## Begin Recorded information

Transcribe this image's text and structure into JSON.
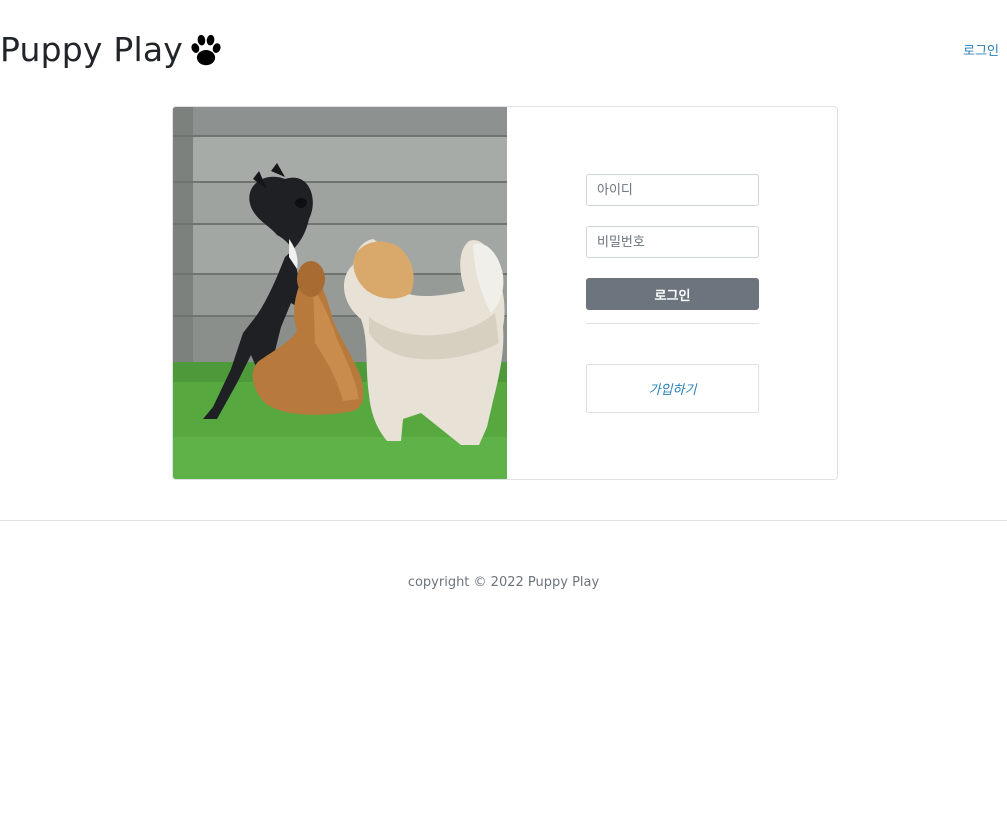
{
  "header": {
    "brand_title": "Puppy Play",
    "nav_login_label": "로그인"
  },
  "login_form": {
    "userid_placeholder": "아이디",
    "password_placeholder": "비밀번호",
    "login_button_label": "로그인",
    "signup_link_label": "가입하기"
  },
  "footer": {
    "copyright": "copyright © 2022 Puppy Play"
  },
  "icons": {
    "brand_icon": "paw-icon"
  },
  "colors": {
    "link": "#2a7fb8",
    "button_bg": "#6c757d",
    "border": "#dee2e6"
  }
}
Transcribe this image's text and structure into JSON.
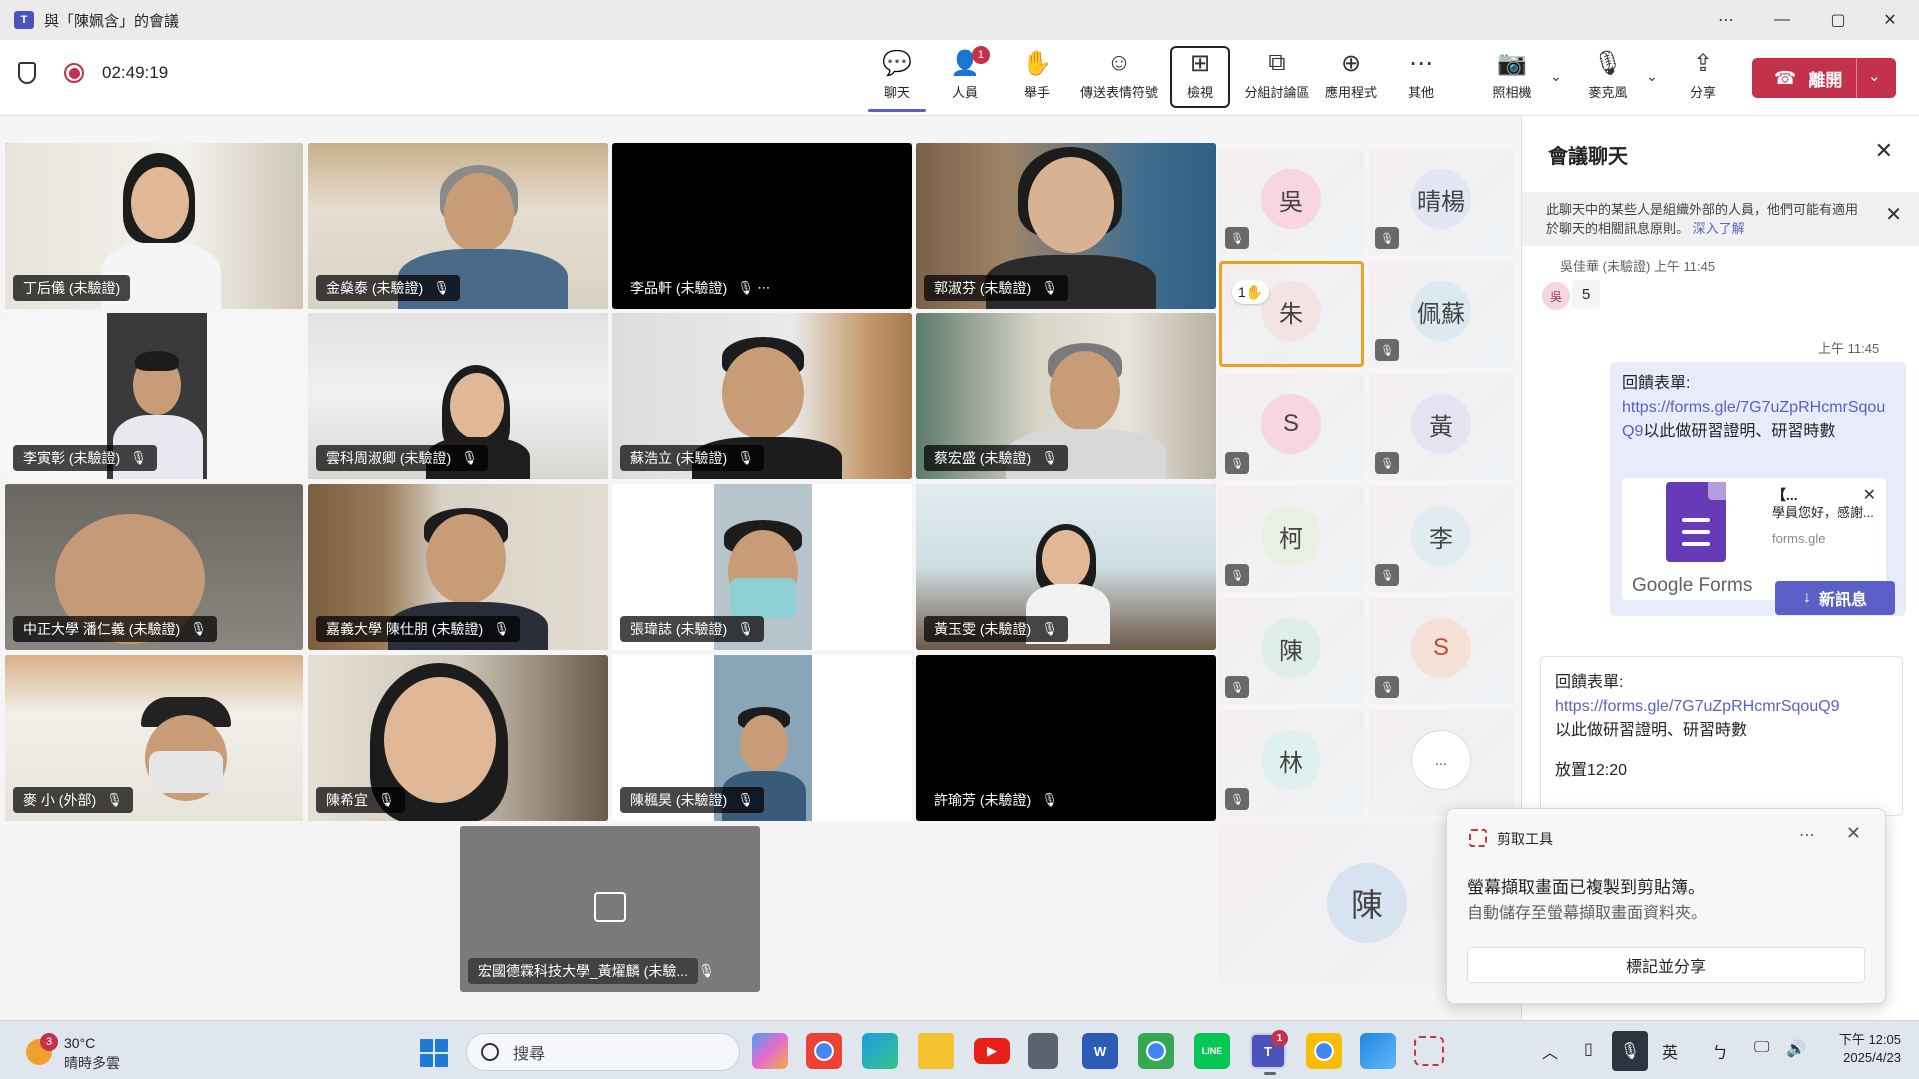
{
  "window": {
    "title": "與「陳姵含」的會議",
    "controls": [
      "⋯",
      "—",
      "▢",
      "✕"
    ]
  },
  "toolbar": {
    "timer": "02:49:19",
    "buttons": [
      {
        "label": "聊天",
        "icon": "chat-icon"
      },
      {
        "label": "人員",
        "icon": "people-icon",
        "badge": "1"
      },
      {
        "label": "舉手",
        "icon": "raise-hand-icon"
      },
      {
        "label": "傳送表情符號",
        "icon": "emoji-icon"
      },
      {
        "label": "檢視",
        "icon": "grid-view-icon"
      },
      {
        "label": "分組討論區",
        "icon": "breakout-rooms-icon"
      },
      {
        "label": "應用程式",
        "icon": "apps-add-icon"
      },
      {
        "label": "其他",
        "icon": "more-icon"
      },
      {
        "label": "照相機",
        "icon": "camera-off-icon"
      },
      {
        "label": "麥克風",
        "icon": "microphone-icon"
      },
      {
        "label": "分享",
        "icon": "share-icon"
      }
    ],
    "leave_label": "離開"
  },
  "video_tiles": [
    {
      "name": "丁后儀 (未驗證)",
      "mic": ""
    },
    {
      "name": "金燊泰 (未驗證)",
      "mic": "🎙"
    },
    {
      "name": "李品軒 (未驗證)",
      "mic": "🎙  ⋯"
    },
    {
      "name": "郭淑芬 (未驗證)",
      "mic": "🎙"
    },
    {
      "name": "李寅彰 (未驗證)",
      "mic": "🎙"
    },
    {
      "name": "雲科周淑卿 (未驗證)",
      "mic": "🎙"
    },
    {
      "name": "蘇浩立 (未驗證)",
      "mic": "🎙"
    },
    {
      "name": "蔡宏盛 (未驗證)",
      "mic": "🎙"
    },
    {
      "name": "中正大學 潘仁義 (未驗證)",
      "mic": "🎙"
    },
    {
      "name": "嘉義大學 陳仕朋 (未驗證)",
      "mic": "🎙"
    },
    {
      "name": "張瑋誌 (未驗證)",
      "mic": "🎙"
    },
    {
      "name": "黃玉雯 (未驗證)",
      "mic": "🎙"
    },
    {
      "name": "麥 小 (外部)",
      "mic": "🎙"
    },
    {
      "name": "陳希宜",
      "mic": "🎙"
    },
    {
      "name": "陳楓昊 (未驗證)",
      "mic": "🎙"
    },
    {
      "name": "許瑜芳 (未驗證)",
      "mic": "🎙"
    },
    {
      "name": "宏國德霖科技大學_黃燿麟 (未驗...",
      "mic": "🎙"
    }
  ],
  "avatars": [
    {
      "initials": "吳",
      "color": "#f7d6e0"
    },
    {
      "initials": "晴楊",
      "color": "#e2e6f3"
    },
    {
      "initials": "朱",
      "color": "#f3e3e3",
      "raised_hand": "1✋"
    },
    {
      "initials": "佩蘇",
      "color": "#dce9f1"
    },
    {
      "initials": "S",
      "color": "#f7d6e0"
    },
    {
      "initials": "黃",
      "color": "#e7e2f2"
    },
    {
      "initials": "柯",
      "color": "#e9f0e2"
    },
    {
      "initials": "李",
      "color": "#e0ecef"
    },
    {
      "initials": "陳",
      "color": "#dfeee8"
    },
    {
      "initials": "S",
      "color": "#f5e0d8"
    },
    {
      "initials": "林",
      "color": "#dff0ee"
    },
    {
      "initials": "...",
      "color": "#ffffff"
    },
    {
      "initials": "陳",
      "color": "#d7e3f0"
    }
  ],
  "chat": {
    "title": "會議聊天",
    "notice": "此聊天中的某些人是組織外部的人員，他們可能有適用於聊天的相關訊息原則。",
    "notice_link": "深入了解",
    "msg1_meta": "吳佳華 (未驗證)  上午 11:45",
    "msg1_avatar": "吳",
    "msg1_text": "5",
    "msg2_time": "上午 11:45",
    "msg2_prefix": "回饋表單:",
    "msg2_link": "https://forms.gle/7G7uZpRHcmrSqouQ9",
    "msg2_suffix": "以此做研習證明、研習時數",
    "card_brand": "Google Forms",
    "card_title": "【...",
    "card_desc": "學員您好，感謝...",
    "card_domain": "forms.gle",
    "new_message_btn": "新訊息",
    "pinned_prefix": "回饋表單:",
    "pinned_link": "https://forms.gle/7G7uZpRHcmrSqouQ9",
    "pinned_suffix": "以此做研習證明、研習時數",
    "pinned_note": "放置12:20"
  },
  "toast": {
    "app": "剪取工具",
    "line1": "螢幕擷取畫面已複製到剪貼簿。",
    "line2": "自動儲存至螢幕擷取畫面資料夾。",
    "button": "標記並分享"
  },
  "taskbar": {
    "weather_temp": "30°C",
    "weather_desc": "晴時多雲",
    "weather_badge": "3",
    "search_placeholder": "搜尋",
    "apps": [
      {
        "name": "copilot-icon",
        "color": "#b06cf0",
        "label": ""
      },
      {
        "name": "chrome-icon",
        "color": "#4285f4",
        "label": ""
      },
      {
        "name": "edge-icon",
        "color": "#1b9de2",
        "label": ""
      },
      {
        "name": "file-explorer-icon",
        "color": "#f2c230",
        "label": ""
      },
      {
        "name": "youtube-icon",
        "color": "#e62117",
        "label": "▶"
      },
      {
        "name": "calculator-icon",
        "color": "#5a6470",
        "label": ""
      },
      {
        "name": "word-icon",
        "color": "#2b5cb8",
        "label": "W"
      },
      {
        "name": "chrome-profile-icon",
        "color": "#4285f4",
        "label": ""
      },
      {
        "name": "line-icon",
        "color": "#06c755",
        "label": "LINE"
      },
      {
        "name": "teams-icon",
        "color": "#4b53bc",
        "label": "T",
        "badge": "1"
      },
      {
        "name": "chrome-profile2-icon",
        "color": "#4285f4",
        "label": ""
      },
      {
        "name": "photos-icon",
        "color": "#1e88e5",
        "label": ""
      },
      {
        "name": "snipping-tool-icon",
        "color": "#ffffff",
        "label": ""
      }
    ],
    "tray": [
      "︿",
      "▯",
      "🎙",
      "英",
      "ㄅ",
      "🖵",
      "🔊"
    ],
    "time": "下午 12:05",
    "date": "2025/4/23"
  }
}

## End Recorded information

* **Instruction**
Pick out each line above that includes "Play" and show it.

* **Response**
    "brand_title": "Puppy Play",
    "copyright": "copyright © 2022 Puppy Play"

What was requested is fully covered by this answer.